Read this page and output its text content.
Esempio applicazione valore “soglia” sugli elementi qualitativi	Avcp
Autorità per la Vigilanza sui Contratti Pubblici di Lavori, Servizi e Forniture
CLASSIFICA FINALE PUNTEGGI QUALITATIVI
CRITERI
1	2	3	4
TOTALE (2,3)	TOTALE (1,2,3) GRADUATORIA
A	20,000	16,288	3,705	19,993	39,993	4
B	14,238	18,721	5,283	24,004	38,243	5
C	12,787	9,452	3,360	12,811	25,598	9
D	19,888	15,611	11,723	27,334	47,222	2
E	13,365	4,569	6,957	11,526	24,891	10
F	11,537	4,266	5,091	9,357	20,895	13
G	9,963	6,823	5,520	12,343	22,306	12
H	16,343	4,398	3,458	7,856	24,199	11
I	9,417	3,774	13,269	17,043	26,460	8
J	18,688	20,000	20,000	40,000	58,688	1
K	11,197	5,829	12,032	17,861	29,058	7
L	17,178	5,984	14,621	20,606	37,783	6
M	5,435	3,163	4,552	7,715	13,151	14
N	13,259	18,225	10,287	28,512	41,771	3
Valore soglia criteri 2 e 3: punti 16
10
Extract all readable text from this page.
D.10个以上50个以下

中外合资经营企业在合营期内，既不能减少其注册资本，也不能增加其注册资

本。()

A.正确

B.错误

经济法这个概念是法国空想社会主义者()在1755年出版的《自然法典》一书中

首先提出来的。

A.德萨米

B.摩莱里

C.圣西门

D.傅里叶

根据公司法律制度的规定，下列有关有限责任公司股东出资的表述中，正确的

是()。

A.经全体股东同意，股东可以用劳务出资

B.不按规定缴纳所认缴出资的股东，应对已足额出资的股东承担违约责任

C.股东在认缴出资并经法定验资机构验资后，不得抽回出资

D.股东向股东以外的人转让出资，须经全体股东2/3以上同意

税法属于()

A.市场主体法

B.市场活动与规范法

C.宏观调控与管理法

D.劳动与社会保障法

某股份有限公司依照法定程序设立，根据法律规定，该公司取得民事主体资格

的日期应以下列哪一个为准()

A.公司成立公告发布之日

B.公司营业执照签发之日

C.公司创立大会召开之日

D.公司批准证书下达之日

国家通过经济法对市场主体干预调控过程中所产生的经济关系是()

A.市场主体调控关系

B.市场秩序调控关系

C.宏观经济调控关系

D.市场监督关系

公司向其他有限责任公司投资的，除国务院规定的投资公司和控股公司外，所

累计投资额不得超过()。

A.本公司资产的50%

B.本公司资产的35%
◇ ◇ ◇
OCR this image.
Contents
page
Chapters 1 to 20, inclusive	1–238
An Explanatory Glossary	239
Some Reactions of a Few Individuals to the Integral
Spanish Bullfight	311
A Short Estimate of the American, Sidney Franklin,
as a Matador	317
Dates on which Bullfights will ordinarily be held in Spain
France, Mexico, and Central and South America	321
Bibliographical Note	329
◇ ◇ ◇
What is being asked: Identify every line holding the word "this" and copy it out.

Correct answer:
Read this page and output its text content.
Extract all readable text from this page.
OCR this image.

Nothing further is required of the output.